(The exercise) Could you copy every line from the material below in which "obvodem" appears?
================
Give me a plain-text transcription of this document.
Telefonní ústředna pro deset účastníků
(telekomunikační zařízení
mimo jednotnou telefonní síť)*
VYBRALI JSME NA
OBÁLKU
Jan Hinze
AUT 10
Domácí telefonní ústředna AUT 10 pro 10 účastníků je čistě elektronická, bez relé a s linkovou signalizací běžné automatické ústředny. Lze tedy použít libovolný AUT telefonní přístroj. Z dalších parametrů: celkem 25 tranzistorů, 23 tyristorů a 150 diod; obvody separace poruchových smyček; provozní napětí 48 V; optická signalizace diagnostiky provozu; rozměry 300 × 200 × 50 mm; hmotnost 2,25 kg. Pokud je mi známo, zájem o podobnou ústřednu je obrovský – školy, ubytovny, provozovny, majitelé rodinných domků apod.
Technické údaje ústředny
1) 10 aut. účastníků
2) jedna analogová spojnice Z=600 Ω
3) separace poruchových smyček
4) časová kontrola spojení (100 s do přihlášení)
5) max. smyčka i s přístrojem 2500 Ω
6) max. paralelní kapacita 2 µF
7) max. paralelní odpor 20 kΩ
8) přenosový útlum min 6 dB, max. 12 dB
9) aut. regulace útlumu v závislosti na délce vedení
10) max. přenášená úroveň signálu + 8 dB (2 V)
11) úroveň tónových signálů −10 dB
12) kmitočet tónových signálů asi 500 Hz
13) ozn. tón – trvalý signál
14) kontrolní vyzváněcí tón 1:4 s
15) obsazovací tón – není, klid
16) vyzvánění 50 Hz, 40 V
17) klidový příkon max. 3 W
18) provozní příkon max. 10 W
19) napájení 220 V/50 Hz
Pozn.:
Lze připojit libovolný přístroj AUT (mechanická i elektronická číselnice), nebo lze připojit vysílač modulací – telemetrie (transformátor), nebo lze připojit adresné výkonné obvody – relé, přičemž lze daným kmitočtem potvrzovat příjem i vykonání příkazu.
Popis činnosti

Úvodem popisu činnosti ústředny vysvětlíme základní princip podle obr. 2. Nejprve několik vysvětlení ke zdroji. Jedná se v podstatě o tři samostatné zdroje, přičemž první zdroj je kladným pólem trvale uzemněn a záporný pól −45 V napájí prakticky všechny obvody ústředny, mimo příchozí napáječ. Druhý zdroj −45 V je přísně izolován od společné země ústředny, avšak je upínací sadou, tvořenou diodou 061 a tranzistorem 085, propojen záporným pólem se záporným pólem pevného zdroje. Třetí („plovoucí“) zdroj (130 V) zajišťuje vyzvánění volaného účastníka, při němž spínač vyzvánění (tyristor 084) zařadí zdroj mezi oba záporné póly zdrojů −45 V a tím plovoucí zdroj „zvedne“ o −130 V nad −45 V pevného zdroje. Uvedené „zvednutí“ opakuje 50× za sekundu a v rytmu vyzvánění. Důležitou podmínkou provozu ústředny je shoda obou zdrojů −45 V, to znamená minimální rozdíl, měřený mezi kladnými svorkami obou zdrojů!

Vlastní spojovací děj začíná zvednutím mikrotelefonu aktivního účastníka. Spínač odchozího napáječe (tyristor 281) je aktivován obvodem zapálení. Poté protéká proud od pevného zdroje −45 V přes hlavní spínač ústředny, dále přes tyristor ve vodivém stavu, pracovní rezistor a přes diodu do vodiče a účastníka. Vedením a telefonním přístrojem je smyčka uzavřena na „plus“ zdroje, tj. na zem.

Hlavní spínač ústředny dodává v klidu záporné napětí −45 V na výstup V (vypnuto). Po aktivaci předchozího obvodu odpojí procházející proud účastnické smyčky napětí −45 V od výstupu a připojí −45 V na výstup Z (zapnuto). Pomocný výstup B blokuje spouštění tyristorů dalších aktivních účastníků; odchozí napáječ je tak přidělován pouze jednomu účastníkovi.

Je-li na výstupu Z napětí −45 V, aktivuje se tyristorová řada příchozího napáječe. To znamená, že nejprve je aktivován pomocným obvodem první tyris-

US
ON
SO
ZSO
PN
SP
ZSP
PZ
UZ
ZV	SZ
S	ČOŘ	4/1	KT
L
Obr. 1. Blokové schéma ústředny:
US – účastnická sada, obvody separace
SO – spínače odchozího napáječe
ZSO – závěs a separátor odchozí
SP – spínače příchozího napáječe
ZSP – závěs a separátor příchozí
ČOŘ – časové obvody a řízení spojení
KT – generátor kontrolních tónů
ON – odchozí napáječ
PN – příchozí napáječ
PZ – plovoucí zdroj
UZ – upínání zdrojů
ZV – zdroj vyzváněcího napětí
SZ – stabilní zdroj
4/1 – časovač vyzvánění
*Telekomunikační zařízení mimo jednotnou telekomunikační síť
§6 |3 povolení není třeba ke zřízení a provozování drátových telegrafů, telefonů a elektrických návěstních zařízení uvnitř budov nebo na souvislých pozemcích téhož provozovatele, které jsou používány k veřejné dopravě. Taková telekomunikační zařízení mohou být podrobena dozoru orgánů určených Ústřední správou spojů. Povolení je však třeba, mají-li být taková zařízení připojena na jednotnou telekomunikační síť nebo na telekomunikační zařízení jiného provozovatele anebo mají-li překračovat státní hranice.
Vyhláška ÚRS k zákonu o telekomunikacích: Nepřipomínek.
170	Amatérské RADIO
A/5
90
================
(Correct result)
Vlastní spojovací děj začíná zvednutím mikrotelefonu aktivního účastníka. Spínač odchozího napáječe (tyristor 281) je aktivován obvodem zapálení. Poté protéká proud od pevného zdroje −45 V přes hlavní spínač ústředny, dále přes tyristor ve vodivém stavu, pracovní rezistor a přes diodu do vodiče a účastníka. Vedením a telefonním přístrojem je smyčka uzavřena na „plus“ zdroje, tj. na zem.
Je-li na výstupu Z napětí −45 V, aktivuje se tyristorová řada příchozího napáječe. To znamená, že nejprve je aktivován pomocným obvodem první tyris-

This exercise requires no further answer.